===== EXTRACTED ENTRIES
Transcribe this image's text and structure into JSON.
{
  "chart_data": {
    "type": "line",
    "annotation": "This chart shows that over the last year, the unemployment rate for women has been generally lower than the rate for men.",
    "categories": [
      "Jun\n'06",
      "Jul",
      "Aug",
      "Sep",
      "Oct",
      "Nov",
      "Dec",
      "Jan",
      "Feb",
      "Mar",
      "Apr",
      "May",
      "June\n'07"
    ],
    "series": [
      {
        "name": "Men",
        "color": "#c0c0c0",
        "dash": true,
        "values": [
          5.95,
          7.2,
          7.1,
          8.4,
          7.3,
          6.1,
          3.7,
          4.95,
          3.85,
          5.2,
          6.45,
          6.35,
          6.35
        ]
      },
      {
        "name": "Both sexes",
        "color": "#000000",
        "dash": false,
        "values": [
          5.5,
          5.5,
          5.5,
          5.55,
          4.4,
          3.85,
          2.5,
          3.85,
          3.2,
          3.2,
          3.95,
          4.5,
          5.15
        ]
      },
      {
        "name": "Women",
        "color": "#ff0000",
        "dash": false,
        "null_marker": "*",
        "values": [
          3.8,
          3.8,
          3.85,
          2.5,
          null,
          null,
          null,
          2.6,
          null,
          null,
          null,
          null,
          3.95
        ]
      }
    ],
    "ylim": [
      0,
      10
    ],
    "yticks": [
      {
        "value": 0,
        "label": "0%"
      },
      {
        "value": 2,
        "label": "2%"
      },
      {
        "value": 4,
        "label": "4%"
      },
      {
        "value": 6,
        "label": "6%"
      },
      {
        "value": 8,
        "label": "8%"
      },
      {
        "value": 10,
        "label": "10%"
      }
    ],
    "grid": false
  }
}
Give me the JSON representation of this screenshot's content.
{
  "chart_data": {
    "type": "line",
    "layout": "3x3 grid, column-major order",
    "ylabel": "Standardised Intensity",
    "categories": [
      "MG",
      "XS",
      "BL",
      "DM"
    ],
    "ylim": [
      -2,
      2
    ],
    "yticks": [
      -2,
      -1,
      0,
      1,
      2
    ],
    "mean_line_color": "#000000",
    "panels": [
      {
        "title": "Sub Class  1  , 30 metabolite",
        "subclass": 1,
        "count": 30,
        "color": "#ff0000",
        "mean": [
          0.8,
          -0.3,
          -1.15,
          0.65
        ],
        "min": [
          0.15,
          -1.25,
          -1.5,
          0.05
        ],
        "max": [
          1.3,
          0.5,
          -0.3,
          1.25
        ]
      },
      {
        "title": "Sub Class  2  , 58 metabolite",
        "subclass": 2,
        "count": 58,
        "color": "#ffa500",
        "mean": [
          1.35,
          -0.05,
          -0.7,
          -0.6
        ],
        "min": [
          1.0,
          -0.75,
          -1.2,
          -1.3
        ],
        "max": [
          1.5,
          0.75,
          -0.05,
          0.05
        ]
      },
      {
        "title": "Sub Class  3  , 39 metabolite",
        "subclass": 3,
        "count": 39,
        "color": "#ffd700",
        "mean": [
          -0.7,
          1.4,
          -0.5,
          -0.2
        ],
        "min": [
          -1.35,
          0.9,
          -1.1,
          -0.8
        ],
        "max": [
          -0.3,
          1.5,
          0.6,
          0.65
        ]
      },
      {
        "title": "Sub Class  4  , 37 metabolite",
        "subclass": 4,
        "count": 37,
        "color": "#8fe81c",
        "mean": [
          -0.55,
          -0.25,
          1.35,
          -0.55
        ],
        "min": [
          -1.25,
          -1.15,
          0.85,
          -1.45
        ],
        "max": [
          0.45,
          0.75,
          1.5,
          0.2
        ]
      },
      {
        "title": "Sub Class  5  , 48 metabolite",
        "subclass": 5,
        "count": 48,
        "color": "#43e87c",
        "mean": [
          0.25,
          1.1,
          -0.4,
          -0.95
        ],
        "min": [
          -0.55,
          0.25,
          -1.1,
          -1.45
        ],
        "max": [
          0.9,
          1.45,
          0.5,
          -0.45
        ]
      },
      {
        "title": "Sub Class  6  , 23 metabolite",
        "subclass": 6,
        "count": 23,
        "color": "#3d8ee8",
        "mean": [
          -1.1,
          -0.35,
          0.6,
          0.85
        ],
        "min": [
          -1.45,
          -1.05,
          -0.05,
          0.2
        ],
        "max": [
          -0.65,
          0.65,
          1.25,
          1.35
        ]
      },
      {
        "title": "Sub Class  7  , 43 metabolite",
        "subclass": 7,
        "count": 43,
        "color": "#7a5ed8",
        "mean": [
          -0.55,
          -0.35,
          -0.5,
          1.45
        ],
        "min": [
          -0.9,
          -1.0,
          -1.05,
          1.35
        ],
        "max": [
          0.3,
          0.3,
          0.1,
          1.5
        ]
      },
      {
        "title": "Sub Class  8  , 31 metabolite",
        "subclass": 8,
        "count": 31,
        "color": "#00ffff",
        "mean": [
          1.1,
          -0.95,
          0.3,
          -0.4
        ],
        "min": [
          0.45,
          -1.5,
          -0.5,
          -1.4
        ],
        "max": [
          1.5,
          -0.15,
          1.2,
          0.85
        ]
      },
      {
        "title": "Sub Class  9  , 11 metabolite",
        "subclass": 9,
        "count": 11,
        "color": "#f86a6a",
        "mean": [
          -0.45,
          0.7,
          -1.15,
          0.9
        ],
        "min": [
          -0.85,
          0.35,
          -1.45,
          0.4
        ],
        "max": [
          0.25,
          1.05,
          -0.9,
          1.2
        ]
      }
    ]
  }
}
==========
GOAL OF THE EXERCISE: Work out how many lines of the listing above include "subclass". Answer with the number and nothing more.

RESULT BELOW: 9